## Stated exercise
Of the lines in the listing below, how many hold "JSON"? Answer with the number only.

## Data for processing
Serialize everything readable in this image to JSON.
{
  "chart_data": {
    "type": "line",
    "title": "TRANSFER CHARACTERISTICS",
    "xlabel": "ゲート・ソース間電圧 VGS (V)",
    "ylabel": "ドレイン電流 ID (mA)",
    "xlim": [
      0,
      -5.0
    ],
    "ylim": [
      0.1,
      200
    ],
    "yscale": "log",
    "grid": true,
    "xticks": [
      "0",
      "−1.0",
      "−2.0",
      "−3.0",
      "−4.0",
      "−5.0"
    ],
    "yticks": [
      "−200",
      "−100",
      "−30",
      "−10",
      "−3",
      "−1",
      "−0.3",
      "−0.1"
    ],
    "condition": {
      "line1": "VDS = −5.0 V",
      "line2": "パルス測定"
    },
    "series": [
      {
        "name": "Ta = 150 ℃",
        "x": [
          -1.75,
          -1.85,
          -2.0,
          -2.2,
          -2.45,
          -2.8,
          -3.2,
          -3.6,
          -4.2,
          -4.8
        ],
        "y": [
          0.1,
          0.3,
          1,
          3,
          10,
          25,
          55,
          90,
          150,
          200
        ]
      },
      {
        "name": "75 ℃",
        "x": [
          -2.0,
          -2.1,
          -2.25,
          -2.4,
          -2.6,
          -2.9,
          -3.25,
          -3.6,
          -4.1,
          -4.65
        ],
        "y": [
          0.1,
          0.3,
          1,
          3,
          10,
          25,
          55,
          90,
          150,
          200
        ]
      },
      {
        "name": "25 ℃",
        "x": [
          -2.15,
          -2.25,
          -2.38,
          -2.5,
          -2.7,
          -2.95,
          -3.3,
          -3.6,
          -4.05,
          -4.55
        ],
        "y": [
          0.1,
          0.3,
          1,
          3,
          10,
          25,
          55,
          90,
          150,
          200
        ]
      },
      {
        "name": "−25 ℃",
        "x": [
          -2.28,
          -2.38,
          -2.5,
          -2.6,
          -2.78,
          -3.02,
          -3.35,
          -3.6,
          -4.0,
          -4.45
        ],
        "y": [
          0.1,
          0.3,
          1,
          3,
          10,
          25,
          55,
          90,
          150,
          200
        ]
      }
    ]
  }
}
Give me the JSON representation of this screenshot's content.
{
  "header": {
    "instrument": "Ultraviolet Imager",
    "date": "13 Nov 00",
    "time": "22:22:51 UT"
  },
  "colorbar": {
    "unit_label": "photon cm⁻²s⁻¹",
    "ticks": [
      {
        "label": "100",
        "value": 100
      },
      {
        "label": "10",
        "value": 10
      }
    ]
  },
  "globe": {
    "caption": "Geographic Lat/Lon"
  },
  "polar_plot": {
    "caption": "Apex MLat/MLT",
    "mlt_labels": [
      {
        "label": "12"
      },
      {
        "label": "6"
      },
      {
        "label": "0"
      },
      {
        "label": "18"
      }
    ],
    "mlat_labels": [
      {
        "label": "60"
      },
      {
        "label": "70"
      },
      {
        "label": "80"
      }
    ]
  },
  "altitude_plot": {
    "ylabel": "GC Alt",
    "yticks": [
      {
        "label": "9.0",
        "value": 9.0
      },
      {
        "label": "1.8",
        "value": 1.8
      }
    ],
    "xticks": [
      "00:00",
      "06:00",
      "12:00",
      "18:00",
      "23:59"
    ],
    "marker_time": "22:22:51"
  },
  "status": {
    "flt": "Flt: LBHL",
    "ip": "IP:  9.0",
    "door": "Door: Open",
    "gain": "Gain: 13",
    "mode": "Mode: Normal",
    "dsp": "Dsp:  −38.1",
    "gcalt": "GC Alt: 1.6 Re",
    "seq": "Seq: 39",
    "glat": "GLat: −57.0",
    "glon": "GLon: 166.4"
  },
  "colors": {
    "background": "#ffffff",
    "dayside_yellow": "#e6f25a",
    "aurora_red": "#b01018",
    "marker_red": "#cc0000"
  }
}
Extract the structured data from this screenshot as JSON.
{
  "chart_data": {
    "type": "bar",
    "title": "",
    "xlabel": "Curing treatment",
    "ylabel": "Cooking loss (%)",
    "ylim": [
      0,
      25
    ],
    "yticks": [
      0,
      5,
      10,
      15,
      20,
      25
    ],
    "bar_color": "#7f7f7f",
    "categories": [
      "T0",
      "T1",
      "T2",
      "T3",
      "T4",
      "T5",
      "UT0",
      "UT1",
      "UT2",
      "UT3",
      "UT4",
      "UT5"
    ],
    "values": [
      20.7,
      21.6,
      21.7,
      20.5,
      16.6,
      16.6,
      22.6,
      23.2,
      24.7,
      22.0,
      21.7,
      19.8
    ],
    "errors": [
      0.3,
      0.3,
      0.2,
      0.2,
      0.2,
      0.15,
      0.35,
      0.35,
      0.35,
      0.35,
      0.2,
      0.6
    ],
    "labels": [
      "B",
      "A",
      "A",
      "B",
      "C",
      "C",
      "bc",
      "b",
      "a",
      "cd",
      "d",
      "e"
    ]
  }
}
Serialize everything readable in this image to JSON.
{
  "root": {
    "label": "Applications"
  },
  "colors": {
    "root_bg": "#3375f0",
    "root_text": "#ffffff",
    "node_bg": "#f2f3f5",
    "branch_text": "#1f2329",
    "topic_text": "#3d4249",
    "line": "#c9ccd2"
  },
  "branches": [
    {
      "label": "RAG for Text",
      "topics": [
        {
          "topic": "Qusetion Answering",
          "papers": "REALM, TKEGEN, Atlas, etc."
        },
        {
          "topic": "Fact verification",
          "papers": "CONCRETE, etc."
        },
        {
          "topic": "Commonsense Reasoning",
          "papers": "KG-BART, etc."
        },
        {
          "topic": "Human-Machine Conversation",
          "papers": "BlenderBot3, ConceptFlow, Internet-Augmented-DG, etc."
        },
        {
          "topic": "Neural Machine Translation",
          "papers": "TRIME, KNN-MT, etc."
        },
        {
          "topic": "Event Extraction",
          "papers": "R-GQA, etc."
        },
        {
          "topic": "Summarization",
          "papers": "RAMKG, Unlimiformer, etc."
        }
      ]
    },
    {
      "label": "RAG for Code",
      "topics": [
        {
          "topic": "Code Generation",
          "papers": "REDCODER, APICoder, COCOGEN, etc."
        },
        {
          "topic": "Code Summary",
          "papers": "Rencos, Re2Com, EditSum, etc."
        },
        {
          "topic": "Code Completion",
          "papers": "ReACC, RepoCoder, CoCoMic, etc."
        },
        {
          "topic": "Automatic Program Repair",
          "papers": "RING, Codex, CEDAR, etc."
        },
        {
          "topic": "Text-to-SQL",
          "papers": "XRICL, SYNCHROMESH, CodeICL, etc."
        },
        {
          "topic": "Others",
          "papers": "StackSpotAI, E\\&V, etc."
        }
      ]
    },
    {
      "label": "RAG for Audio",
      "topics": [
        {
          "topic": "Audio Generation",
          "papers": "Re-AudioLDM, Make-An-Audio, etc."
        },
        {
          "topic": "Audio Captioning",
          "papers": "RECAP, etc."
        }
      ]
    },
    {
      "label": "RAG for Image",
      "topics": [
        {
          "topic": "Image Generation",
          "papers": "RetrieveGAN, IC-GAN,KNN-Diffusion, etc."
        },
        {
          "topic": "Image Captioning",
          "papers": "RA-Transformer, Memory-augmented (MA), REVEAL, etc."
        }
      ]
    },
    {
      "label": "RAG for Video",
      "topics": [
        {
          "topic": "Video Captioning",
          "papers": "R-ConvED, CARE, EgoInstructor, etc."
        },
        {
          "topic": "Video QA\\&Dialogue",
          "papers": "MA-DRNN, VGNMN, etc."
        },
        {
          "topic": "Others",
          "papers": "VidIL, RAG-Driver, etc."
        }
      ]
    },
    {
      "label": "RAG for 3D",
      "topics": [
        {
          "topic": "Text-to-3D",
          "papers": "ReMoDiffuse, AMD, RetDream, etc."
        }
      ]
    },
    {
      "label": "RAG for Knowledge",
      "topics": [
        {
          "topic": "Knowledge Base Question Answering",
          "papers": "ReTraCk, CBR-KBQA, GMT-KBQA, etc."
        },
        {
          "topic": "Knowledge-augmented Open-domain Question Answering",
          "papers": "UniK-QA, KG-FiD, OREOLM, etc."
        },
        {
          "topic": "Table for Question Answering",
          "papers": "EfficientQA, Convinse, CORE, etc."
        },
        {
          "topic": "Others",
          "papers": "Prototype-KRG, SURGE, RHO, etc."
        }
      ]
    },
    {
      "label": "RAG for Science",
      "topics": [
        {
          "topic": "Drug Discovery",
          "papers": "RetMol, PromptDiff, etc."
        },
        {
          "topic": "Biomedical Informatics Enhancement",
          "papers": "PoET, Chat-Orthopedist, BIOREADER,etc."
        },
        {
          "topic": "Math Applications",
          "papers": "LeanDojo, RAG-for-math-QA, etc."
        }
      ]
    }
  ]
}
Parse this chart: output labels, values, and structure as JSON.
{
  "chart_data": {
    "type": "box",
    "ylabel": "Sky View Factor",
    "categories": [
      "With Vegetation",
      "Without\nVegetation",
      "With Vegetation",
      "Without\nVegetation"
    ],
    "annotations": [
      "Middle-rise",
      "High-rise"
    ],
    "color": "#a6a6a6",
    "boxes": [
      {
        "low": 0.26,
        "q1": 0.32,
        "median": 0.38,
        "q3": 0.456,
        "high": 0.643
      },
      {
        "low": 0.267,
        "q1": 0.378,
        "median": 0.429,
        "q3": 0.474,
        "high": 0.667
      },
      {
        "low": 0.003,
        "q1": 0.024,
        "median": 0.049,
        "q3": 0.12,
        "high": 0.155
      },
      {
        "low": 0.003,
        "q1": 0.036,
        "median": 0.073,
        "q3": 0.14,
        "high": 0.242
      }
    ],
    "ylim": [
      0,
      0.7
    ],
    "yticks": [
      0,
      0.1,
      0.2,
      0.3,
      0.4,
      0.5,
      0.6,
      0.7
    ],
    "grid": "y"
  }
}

## Reply to the task
5